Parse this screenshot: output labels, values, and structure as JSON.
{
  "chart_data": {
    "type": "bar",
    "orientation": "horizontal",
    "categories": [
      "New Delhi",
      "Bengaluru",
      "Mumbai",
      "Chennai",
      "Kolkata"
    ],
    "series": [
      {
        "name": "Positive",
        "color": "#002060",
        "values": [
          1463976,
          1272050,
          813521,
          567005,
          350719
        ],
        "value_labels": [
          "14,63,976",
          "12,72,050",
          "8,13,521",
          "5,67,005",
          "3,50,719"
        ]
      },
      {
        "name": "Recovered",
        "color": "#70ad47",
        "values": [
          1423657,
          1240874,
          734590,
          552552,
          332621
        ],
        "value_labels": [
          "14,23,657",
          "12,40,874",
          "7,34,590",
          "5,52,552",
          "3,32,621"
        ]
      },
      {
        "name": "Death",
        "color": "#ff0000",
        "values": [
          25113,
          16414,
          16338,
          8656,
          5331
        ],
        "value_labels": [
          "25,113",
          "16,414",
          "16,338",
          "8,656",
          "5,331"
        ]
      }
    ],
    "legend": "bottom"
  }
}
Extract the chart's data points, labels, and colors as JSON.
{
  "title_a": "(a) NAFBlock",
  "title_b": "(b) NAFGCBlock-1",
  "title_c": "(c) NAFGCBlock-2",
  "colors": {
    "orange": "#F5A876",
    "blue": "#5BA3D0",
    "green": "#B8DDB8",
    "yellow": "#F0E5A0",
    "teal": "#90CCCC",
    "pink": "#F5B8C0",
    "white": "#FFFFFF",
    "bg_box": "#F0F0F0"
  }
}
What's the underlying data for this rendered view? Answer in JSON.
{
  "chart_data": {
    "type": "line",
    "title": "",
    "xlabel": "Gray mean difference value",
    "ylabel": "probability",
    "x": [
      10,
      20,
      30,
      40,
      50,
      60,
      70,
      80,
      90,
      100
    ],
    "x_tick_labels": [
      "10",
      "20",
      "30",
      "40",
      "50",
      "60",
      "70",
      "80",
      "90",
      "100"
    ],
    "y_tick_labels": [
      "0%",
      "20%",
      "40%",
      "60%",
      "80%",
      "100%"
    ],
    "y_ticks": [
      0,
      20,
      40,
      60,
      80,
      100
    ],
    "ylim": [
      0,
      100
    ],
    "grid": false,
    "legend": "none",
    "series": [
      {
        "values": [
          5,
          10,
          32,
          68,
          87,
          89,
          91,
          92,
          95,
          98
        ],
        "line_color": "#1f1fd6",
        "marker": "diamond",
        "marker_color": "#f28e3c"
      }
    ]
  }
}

****************

## Exercise instructions
Please quote nothing but the lines from the line with "Extract the chart's" through the end of the data above, exactly as written, ends included.

## The response
Extract the chart's data points, labels, and colors as JSON.
{
  "title_a": "(a) NAFBlock",
  "title_b": "(b) NAFGCBlock-1",
  "title_c": "(c) NAFGCBlock-2",
  "colors": {
    "orange": "#F5A876",
    "blue": "#5BA3D0",
    "green": "#B8DDB8",
    "yellow": "#F0E5A0",
    "teal": "#90CCCC",
    "pink": "#F5B8C0",
    "white": "#FFFFFF",
    "bg_box": "#F0F0F0"
  }
}
What's the underlying data for this rendered view? Answer in JSON.
{
  "chart_data": {
    "type": "line",
    "title": "",
    "xlabel": "Gray mean difference value",
    "ylabel": "probability",
    "x": [
      10,
      20,
      30,
      40,
      50,
      60,
      70,
      80,
      90,
      100
    ],
    "x_tick_labels": [
      "10",
      "20",
      "30",
      "40",
      "50",
      "60",
      "70",
      "80",
      "90",
      "100"
    ],
    "y_tick_labels": [
      "0%",
      "20%",
      "40%",
      "60%",
      "80%",
      "100%"
    ],
    "y_ticks": [
      0,
      20,
      40,
      60,
      80,
      100
    ],
    "ylim": [
      0,
      100
    ],
    "grid": false,
    "legend": "none",
    "series": [
      {
        "values": [
          5,
          10,
          32,
          68,
          87,
          89,
          91,
          92,
          95,
          98
        ],
        "line_color": "#1f1fd6",
        "marker": "diamond",
        "marker_color": "#f28e3c"
      }
    ]
  }
}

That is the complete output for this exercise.